- Exercise instructions -
From the entries below, report how many lines contain the string "Transcribe". Give only that number.
****************************************
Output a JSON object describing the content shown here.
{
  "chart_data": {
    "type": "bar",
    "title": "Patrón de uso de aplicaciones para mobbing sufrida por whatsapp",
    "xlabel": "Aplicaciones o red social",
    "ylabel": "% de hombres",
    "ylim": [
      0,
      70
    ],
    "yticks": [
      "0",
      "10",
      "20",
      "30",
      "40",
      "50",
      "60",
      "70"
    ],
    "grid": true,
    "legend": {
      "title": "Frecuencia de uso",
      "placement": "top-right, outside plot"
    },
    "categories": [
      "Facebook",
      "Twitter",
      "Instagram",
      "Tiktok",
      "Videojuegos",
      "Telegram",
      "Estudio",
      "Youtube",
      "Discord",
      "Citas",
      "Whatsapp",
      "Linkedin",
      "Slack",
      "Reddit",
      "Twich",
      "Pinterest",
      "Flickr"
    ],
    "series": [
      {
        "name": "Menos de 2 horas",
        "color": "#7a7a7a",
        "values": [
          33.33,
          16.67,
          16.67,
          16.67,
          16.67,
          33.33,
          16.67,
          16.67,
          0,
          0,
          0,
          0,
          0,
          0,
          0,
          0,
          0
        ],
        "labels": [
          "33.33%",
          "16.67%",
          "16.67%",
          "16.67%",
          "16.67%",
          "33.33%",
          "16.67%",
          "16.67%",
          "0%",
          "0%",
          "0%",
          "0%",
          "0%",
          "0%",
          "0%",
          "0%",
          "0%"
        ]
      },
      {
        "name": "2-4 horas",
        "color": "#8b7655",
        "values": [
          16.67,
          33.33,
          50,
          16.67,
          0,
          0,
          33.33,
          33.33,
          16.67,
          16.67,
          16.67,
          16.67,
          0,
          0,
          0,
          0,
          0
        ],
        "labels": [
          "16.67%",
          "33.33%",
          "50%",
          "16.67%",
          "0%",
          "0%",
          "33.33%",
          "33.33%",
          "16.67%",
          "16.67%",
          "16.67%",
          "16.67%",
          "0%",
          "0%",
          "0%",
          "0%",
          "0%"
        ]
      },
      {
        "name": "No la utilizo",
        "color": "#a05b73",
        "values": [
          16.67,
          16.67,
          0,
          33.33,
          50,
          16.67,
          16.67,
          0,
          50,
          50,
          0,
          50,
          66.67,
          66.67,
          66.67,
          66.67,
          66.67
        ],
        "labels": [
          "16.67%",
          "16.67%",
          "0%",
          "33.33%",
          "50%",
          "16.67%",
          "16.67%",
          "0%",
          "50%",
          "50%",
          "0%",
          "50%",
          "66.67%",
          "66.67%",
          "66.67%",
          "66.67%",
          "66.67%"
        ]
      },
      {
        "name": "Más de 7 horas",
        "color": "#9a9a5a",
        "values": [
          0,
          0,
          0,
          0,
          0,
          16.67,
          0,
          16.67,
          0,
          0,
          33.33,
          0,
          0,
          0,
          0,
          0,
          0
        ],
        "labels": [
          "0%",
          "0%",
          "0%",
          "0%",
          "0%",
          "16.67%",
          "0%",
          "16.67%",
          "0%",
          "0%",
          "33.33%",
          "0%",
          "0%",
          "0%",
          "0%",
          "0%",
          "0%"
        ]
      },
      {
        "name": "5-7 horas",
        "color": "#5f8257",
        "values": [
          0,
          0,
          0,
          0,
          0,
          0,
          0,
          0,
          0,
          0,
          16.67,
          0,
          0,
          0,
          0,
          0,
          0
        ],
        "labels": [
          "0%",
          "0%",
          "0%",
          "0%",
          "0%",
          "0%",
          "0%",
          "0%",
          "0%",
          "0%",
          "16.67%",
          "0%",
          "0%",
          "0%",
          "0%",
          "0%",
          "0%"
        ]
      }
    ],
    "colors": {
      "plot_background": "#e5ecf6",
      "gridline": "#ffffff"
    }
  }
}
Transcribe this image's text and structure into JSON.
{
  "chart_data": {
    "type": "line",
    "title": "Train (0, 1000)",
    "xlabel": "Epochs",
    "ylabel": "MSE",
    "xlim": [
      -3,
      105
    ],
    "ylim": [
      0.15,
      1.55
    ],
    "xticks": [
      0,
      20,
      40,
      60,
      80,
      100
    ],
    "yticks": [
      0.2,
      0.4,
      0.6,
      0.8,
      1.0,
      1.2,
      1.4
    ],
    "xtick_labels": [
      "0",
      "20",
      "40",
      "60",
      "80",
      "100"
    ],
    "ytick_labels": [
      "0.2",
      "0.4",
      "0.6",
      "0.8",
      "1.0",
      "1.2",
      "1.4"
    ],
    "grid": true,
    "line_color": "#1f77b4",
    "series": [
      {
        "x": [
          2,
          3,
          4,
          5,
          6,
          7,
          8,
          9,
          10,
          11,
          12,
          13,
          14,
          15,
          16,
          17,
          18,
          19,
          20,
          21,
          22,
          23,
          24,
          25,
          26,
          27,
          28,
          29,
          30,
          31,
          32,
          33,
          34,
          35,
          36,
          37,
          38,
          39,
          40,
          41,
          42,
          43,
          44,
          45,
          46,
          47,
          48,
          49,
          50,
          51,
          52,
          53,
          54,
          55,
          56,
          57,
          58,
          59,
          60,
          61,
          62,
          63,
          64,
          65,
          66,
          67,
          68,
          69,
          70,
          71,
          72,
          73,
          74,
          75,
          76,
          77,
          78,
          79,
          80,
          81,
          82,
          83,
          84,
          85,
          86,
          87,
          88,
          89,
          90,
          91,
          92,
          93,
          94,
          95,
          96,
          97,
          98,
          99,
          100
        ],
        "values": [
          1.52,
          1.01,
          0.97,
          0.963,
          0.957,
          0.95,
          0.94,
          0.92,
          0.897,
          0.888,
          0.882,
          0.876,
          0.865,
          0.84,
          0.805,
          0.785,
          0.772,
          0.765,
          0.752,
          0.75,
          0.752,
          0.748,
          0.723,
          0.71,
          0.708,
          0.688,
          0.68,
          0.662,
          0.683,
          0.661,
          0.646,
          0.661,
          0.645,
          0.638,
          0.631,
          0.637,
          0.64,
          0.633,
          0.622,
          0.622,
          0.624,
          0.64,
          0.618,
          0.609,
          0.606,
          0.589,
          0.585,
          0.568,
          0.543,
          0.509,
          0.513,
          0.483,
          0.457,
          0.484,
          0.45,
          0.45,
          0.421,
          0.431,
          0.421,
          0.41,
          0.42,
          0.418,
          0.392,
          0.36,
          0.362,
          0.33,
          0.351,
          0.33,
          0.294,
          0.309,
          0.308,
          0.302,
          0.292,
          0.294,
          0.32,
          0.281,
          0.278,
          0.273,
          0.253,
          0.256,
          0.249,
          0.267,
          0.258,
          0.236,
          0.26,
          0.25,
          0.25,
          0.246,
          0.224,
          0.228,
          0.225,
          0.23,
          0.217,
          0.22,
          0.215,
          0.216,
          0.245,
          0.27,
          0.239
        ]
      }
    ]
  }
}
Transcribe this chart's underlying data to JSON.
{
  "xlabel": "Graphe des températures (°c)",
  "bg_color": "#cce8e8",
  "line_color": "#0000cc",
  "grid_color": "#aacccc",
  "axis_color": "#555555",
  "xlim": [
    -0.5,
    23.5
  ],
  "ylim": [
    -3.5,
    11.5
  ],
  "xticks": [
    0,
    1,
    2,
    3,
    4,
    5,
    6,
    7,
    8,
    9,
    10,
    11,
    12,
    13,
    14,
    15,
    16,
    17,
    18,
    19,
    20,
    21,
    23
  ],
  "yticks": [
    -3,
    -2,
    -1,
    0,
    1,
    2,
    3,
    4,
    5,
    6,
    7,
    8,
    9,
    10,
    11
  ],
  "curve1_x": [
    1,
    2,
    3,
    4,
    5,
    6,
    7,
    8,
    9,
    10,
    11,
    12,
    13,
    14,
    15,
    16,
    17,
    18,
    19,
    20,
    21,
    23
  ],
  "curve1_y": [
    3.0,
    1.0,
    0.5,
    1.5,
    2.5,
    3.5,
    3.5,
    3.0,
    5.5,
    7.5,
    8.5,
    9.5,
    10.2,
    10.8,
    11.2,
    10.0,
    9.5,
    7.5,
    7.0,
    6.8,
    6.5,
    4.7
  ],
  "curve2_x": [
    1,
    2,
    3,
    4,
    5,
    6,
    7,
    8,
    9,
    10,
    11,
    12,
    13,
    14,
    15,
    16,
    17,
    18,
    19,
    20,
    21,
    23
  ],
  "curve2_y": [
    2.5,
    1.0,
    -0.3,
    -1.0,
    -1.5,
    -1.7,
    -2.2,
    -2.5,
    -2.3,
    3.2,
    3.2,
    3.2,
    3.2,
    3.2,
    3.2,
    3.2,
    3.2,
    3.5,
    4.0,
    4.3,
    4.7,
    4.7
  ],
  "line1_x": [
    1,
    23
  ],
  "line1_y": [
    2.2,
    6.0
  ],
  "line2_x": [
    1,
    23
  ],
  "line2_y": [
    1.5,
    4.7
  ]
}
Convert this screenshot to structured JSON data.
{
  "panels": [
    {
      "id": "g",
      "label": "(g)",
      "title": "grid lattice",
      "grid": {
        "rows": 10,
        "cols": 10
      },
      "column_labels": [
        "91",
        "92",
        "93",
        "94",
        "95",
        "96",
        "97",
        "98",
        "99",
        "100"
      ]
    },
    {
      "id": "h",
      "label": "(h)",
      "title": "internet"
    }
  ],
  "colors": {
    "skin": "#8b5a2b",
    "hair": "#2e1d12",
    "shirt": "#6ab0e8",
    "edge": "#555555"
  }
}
****************************************
- Complete answer -
2